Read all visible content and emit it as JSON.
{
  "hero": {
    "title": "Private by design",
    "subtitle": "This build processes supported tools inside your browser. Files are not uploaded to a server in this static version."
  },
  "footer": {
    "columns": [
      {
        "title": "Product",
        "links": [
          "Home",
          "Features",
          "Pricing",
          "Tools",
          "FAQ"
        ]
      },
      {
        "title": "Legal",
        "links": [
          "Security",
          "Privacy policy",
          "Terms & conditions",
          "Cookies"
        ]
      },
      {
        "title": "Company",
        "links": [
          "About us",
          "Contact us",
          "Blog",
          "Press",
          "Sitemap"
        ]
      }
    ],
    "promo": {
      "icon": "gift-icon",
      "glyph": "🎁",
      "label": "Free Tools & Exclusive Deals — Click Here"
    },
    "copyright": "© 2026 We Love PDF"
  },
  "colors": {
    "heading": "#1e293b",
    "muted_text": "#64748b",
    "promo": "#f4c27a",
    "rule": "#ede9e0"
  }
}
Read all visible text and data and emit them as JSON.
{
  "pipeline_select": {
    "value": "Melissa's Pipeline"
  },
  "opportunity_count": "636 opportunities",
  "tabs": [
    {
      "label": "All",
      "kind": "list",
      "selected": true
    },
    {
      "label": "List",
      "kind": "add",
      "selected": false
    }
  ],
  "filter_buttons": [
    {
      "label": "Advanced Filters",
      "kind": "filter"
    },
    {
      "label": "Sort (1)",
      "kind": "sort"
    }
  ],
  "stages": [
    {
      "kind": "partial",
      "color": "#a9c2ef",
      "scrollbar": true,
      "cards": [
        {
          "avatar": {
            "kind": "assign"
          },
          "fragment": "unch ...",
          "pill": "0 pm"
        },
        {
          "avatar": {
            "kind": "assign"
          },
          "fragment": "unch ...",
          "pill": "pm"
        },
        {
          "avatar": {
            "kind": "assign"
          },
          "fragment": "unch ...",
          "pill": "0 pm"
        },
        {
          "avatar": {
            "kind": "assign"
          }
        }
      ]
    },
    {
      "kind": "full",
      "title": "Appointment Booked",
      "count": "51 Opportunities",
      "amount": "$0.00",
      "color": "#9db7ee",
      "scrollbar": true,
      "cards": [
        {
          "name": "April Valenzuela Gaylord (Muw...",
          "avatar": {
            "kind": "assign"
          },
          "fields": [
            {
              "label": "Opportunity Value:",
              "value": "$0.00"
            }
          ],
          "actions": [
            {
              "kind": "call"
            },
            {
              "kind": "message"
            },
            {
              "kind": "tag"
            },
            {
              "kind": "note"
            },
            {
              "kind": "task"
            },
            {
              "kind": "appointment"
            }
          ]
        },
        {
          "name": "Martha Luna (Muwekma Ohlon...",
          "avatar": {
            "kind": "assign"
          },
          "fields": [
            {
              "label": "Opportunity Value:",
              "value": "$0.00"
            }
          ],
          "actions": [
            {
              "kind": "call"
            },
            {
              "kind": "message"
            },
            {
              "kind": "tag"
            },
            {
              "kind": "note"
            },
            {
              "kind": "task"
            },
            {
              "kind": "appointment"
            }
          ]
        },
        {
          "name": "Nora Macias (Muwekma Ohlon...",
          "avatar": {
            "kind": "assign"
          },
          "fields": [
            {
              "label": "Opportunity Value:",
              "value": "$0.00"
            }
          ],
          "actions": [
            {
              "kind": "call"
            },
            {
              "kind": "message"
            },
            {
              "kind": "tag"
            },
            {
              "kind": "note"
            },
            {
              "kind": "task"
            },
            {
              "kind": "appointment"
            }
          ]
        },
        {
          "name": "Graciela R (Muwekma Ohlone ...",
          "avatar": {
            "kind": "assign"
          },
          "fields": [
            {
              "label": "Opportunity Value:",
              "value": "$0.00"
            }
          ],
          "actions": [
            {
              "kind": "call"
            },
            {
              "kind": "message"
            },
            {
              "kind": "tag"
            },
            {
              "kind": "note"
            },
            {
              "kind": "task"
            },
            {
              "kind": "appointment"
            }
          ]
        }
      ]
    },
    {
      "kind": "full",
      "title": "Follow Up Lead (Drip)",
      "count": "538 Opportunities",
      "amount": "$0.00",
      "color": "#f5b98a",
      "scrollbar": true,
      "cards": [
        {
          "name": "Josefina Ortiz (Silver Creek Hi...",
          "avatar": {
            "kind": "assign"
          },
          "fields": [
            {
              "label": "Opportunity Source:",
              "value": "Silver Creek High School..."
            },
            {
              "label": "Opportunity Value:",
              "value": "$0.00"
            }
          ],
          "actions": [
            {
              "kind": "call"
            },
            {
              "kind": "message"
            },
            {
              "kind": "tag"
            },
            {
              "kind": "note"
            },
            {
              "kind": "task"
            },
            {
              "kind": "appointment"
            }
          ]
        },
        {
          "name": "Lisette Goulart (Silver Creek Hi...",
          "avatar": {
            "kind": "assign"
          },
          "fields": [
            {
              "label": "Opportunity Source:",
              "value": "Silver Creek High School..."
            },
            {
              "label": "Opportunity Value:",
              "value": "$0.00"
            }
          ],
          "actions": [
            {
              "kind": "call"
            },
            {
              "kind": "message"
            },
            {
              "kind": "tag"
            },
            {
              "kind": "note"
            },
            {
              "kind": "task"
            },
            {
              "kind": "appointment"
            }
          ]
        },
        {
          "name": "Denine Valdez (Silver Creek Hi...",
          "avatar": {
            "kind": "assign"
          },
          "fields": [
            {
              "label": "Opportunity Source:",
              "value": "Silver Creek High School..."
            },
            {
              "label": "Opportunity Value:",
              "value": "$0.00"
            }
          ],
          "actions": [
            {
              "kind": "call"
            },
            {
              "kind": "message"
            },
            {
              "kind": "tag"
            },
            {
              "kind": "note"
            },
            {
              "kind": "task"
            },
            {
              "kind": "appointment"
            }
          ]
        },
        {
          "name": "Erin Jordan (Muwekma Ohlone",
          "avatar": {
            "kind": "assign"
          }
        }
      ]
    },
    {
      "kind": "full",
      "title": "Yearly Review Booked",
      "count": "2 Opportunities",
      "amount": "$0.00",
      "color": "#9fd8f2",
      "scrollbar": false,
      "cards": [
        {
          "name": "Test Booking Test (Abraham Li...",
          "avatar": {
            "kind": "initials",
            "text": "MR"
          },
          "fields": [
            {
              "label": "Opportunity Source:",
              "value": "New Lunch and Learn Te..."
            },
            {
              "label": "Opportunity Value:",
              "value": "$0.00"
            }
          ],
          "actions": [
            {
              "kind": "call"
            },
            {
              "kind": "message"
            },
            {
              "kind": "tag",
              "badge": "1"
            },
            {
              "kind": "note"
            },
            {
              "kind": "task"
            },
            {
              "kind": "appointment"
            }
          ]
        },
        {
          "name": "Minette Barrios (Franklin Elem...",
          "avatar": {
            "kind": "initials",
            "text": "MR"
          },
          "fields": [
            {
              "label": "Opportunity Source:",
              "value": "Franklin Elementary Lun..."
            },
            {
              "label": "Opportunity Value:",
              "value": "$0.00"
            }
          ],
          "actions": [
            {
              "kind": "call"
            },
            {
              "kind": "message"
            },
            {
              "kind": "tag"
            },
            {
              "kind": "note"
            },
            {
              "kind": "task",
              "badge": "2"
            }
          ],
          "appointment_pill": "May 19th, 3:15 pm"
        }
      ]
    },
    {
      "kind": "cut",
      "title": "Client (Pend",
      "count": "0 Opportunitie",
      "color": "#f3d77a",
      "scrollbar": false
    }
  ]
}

━━━━━━━━━━━━━━━━━━━━━━━━━━━━━━

What needs to be done:
Among the lines of the data above, count those holding "JSON" and state only the number.

Correct result:
2